Collected data

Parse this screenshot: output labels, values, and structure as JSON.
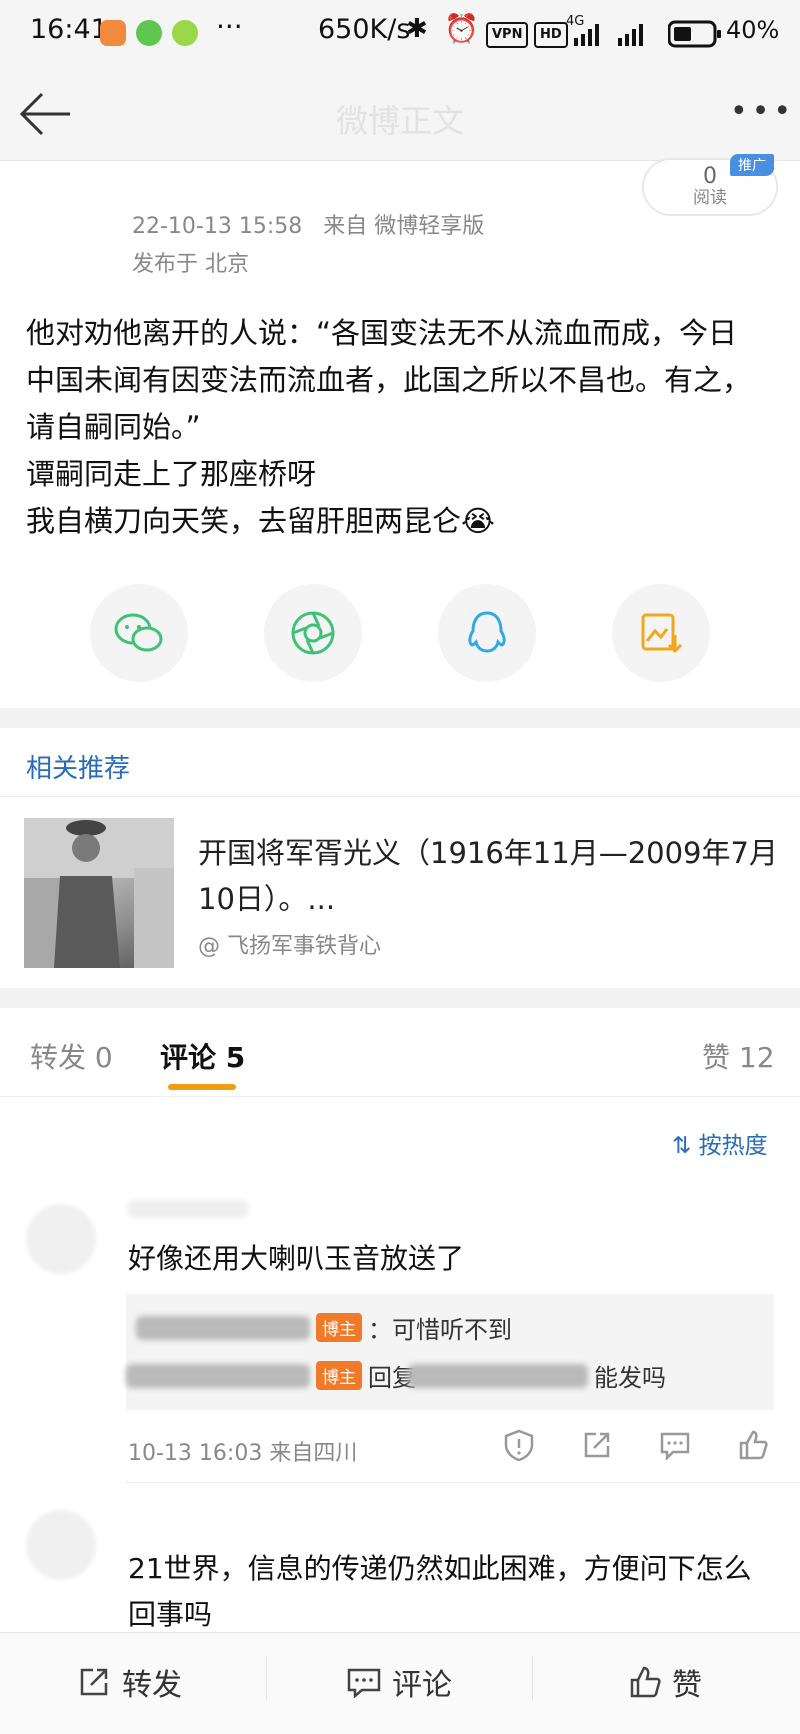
{
  "status_bar": {
    "time": "16:41",
    "speed": "650K/s",
    "vpn_label": "VPN",
    "hd_label": "HD",
    "network_label": "4G",
    "battery": "40%"
  },
  "nav": {
    "title": "微博正文"
  },
  "post": {
    "timestamp": "22-10-13 15:58",
    "source": "来自 微博轻享版",
    "location": "发布于 北京",
    "read_count": "0",
    "read_label": "阅读",
    "tag": "推广",
    "lines": [
      "他对劝他离开的人说：“各国变法无不从流血而成，今日",
      "中国未闻有因变法而流血者，此国之所以不昌也。有之，",
      "请自嗣同始。”",
      "谭嗣同走上了那座桥呀",
      "我自横刀向天笑，去留肝胆两昆仑😭"
    ]
  },
  "share_icons": [
    "wechat-icon",
    "moments-icon",
    "qq-icon",
    "save-image-icon"
  ],
  "related": {
    "section_title": "相关推荐",
    "item_title": "开国将军胥光义（1916年11月—2009年7月10日）。...",
    "item_source": "@ 飞扬军事铁背心"
  },
  "tabs": {
    "repost": "转发 0",
    "comment": "评论 5",
    "like": "赞 12",
    "sort_label": "按热度"
  },
  "comments": [
    {
      "text": "好像还用大喇叭玉音放送了",
      "replies": [
        {
          "badge": "博主",
          "text": "：可惜听不到"
        },
        {
          "badge": "博主",
          "prefix": "回复",
          "suffix": "能发吗"
        }
      ],
      "meta": "10-13 16:03  来自四川"
    },
    {
      "text": "21世界，信息的传递仍然如此困难，方便问下怎么回事吗"
    }
  ],
  "bottom_bar": {
    "repost": "转发",
    "comment": "评论",
    "like": "赞"
  },
  "colors": {
    "accent_blue": "#2a6db6",
    "tab_underline": "#f39c12",
    "badge_orange": "#f07a2a"
  }
}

* _Exercise goal_: Set the pictures aside and transcribe the data above exactly.

* _Final result_:
Parse this screenshot: output labels, values, and structure as JSON.
{
  "status_bar": {
    "time": "16:41",
    "speed": "650K/s",
    "vpn_label": "VPN",
    "hd_label": "HD",
    "network_label": "4G",
    "battery": "40%"
  },
  "nav": {
    "title": "微博正文"
  },
  "post": {
    "timestamp": "22-10-13 15:58",
    "source": "来自 微博轻享版",
    "location": "发布于 北京",
    "read_count": "0",
    "read_label": "阅读",
    "tag": "推广",
    "lines": [
      "他对劝他离开的人说：“各国变法无不从流血而成，今日",
      "中国未闻有因变法而流血者，此国之所以不昌也。有之，",
      "请自嗣同始。”",
      "谭嗣同走上了那座桥呀",
      "我自横刀向天笑，去留肝胆两昆仑😭"
    ]
  },
  "share_icons": [
    "wechat-icon",
    "moments-icon",
    "qq-icon",
    "save-image-icon"
  ],
  "related": {
    "section_title": "相关推荐",
    "item_title": "开国将军胥光义（1916年11月—2009年7月10日）。...",
    "item_source": "@ 飞扬军事铁背心"
  },
  "tabs": {
    "repost": "转发 0",
    "comment": "评论 5",
    "like": "赞 12",
    "sort_label": "按热度"
  },
  "comments": [
    {
      "text": "好像还用大喇叭玉音放送了",
      "replies": [
        {
          "badge": "博主",
          "text": "：可惜听不到"
        },
        {
          "badge": "博主",
          "prefix": "回复",
          "suffix": "能发吗"
        }
      ],
      "meta": "10-13 16:03  来自四川"
    },
    {
      "text": "21世界，信息的传递仍然如此困难，方便问下怎么回事吗"
    }
  ],
  "bottom_bar": {
    "repost": "转发",
    "comment": "评论",
    "like": "赞"
  },
  "colors": {
    "accent_blue": "#2a6db6",
    "tab_underline": "#f39c12",
    "badge_orange": "#f07a2a"
  }
}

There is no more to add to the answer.